**Task goal**
What is the number of lines in the data holding the word "name"? Give that number by itself.

Figure content listings:
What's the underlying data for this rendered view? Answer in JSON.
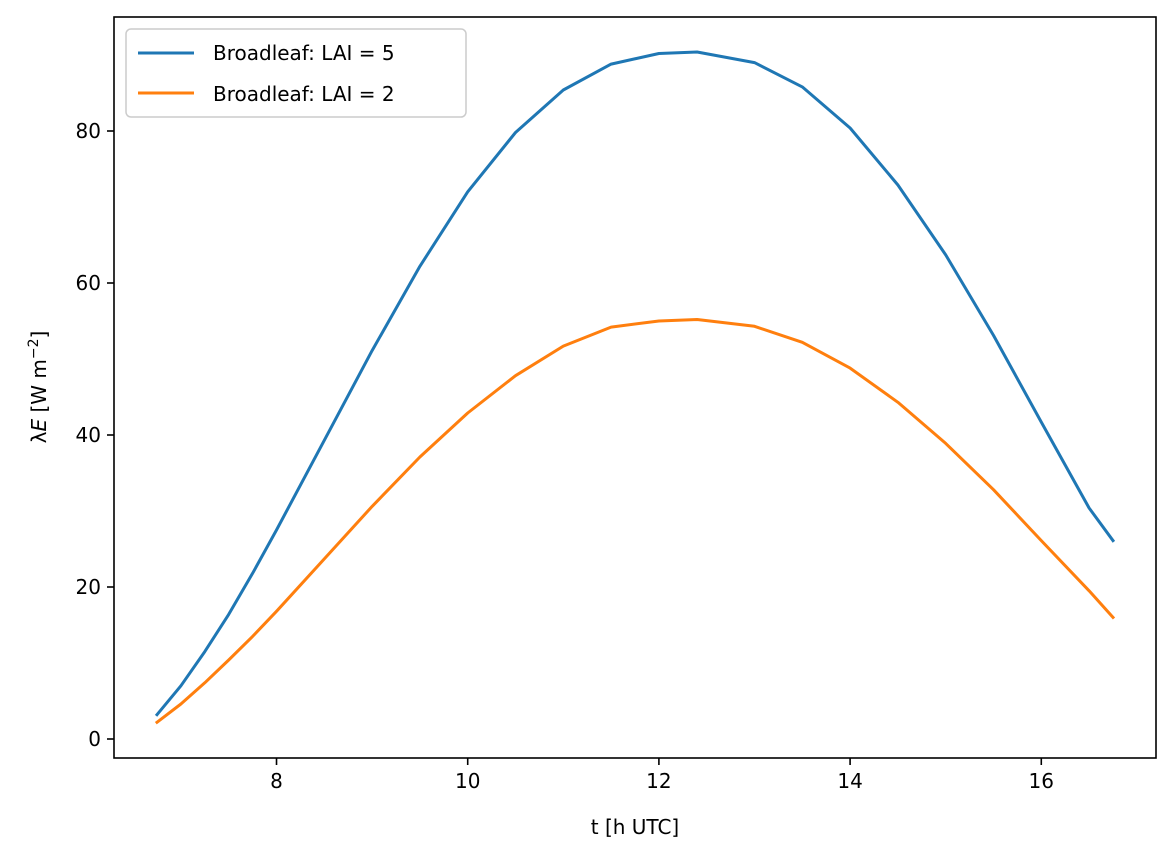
{
  "chart_data": {
    "type": "line",
    "title": "",
    "xlabel": "t [h UTC]",
    "ylabel_parts": {
      "symbol": "λ",
      "var": "E",
      "unit": " [W m",
      "sup": "−2",
      "close": "]"
    },
    "xlim": [
      6.3,
      17.2
    ],
    "ylim": [
      -2.5,
      95
    ],
    "xticks": [
      8,
      10,
      12,
      14,
      16
    ],
    "yticks": [
      0,
      20,
      40,
      60,
      80
    ],
    "grid": false,
    "legend_position": "top-left",
    "series": [
      {
        "name": "Broadleaf: LAI = 5",
        "color": "#1f77b4",
        "x": [
          6.75,
          7.0,
          7.25,
          7.5,
          7.75,
          8.0,
          8.5,
          9.0,
          9.5,
          10.0,
          10.5,
          11.0,
          11.5,
          12.0,
          12.4,
          13.0,
          13.5,
          14.0,
          14.5,
          15.0,
          15.5,
          16.0,
          16.5,
          16.75
        ],
        "y": [
          3.2,
          7.0,
          11.5,
          16.4,
          21.8,
          27.5,
          39.3,
          51.1,
          62.2,
          72.0,
          79.8,
          85.4,
          88.8,
          90.2,
          90.4,
          89.0,
          85.8,
          80.4,
          72.9,
          63.7,
          53.1,
          41.7,
          30.4,
          26.1
        ]
      },
      {
        "name": "Broadleaf: LAI = 2",
        "color": "#ff7f0e",
        "x": [
          6.75,
          7.0,
          7.25,
          7.5,
          7.75,
          8.0,
          8.5,
          9.0,
          9.5,
          10.0,
          10.5,
          11.0,
          11.5,
          12.0,
          12.4,
          13.0,
          13.5,
          14.0,
          14.5,
          15.0,
          15.5,
          16.0,
          16.5,
          16.75
        ],
        "y": [
          2.2,
          4.6,
          7.4,
          10.4,
          13.5,
          16.8,
          23.7,
          30.6,
          37.1,
          42.9,
          47.8,
          51.7,
          54.2,
          55.0,
          55.2,
          54.3,
          52.2,
          48.8,
          44.3,
          38.9,
          32.8,
          26.1,
          19.5,
          16.0
        ]
      }
    ]
  }
}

**Correct answer**
2